- [PASSAGE]
if you dream it.  


  1. Africa is definitely the land of dreams. When I was a little girl, about 8yo, God gave me a dream and a heart for Africa...Passion, I grew up with it...this passion grew with me. Little did I know that God will grant me the desires of my heart, 1. I married a handsome godly man, 2. I got to live in Botswana (Southern Africa)...everything is possible if you believe it <3 loved your pictures :)

  2. Bonjour Judith! What a delightfully WARM post for me this cold morning....thank you! And I too have always thought of Africa as a wonderland of possibilities, to see animals that only exist on a page in a book, a documentary, or in my imagination. My husband was in South Africa several years ago, and was able to pet a lion cub at one of the parks....he said it felt like sandpaper! HAHAHAHAHHAAH

    I LOVE the African people. I worked with the most impressive woman from West Africa. Kind, SMART as all get out, fluent in at least five languages, and so beautiful. Her parents came to visit at the school one day (they had flown in from Senegal), and what regal folks there are. They looked like a king and a queen.

    What fond memories we all cherish and carry with us. Write them down. Enjoy your weekend! Anita

  3. I love it when people's dreams come true. This sounds like an amazing adventure, and I can't think of a better way to celebrate a milestone birthday than to make your dreams a reality.

  4. oh my gosh, amazing. what a fabulous adventure. a safari is on my travel bucket list, thank you for taking me along via these pictures.

  5. Judith, it sounds like a perfect way to begin a new decade. I've never been to Africa, and don't anticipate that I ever will. We had an opportunity a few years ago, but passed it by. I'm thrilled that you had this dream come true. Your photos are spectacular.
    Been thinking of you. Stay warm and cozy!

  6. Oh my, Judith! What wonderful adventures you have had! Gorgeous photos of a trip of a lifetime!

  7. Exhilarating to read about your adventure, Judith. Truly amazing and beautiful!!!

  8. Oh Judith, I held onto every word you wrote here, I to have this out of Africa dream more like when you stayed in that wonderful tent that I have always wanted in my back yard for this out of Africa camp-outs in the back yard. Really I totally could hear this excitement in your words as to how you must have felt went you approached that tent....I would have gasped for my breathe and would have I visioned it in my yard with all the white bedding and linens and British type of furnishings I would fill it with.

    I had a friend who's husband much like yours went to Africa to a remote area, he a pasture and translator doing some missionary work fell ill with their red clay dirt, he traveled home with gifts as he did the past couple of other times her went bringing a stuffed monkey home to watch over there site.
    This last trip 10 years ago left him weekend with this virus and illness that ened up fately taking his life when a blog lot traveled to his lungs.

    It is wonderful to hear that your dream came true making it to Africa, and one I am sure you will never forget. I invission animal prints on French chairs in your home tucked here and there, special reading spots in your home..... Still in keeping of all things French :)

- [EXTRACTED DATA]
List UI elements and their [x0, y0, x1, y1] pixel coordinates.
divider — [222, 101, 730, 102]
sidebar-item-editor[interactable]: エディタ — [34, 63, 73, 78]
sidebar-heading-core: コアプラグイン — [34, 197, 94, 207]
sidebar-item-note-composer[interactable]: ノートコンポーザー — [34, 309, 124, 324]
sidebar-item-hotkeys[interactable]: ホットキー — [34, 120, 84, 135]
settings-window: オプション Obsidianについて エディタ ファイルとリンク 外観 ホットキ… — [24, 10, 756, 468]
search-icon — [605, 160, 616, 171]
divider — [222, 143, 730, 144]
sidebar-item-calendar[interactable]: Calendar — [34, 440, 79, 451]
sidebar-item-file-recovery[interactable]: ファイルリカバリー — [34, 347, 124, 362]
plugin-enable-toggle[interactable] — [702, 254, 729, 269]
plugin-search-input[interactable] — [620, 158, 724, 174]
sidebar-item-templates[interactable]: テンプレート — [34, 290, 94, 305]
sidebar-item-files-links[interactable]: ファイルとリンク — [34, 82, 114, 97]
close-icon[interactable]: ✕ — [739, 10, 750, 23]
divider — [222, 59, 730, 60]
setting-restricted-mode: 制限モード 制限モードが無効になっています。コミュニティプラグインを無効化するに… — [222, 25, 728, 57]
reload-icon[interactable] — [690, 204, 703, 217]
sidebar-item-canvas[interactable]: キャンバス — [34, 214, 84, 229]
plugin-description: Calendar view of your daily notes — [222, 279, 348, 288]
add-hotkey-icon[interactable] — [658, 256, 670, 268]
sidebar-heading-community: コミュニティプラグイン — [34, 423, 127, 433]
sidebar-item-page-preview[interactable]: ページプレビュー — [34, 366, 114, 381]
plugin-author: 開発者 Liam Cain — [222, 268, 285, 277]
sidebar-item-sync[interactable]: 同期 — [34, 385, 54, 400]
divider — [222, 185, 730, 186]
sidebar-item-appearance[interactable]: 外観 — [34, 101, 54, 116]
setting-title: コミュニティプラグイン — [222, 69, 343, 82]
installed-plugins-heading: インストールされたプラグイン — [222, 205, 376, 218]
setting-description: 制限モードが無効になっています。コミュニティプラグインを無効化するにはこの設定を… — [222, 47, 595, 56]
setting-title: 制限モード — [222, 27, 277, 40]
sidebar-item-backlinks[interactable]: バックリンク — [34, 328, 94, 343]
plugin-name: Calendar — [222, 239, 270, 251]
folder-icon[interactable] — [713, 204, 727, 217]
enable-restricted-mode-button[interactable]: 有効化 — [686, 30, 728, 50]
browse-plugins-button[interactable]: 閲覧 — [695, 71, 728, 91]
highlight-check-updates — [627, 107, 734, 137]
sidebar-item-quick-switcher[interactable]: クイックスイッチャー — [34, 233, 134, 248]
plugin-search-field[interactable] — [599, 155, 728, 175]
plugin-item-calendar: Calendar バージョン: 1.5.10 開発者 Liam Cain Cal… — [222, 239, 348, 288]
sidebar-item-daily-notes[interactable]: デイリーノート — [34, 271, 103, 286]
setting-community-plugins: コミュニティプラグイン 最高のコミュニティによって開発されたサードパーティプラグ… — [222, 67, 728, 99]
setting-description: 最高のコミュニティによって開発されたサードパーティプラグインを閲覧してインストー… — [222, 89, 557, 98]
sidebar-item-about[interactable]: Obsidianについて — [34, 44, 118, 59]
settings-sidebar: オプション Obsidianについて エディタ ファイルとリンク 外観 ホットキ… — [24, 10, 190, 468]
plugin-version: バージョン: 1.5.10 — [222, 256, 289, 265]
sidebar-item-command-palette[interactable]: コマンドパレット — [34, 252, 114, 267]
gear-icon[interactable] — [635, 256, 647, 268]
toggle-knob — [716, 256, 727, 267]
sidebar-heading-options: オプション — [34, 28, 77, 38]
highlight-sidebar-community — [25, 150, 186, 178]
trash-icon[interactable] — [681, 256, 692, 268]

- [APPLY WHAT YOU READ]
a) In the comments, what did Anita's husband say the lion cub he petted felt like?
b) List every country named in the comments.
c) Extract the text of the comments exactly, from "What fond memories" up to and including "via these pictures.".
The rows come from a separate source and have no connection to the comments.

- [ANSWERS FOR THE TASKS]
a) Sandpaper.

b) Botswana, South Africa, Senegal

c)
What fond memories we all cherish and carry with us. Write them down. Enjoy your weekend! Anita

  3. I love it when people's dreams come true. This sounds like an amazing adventure, and I can't think of a better way to celebrate a milestone birthday than to make your dreams a reality.

  4. oh my gosh, amazing. what a fabulous adventure. a safari is on my travel bucket list, thank you for taking me along via these pictures.